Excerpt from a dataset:
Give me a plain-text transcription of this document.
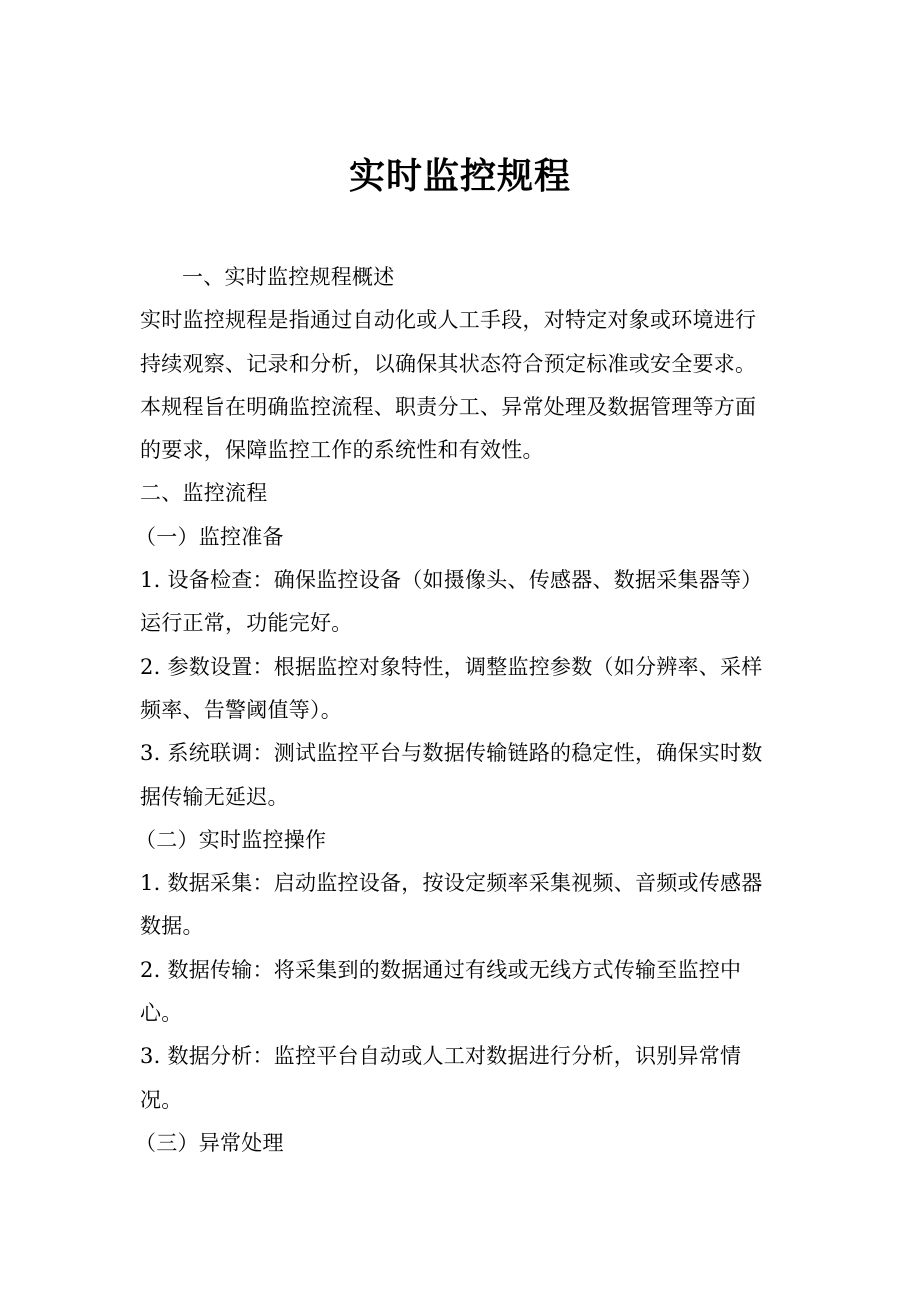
实时监控规程
一、实时监控规程概述
实时监控规程是指通过自动化或人工手段，对特定对象或环境进行
持续观察、记录和分析，以确保其状态符合预定标准或安全要求。
本规程旨在明确监控流程、职责分工、异常处理及数据管理等方面
的要求，保障监控工作的系统性和有效性。
二、监控流程
（一）监控准备
1. 设备检查：确保监控设备（如摄像头、传感器、数据采集器等）
运行正常，功能完好。
2. 参数设置：根据监控对象特性，调整监控参数（如分辨率、采样
频率、告警阈值等）。
3. 系统联调：测试监控平台与数据传输链路的稳定性，确保实时数
据传输无延迟。
（二）实时监控操作
1. 数据采集：启动监控设备，按设定频率采集视频、音频或传感器
数据。
2. 数据传输：将采集到的数据通过有线或无线方式传输至监控中
心。
3. 数据分析：监控平台自动或人工对数据进行分析，识别异常情
况。
（三）异常处理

## SHORT EXERCISE
Using the data above, write out every line exactly, leaving the images behind.

## TASK OUTPUT
Give me a plain-text transcription of this document.
实时监控规程
一、实时监控规程概述
实时监控规程是指通过自动化或人工手段，对特定对象或环境进行
持续观察、记录和分析，以确保其状态符合预定标准或安全要求。
本规程旨在明确监控流程、职责分工、异常处理及数据管理等方面
的要求，保障监控工作的系统性和有效性。
二、监控流程
（一）监控准备
1. 设备检查：确保监控设备（如摄像头、传感器、数据采集器等）
运行正常，功能完好。
2. 参数设置：根据监控对象特性，调整监控参数（如分辨率、采样
频率、告警阈值等）。
3. 系统联调：测试监控平台与数据传输链路的稳定性，确保实时数
据传输无延迟。
（二）实时监控操作
1. 数据采集：启动监控设备，按设定频率采集视频、音频或传感器
数据。
2. 数据传输：将采集到的数据通过有线或无线方式传输至监控中
心。
3. 数据分析：监控平台自动或人工对数据进行分析，识别异常情
况。
（三）异常处理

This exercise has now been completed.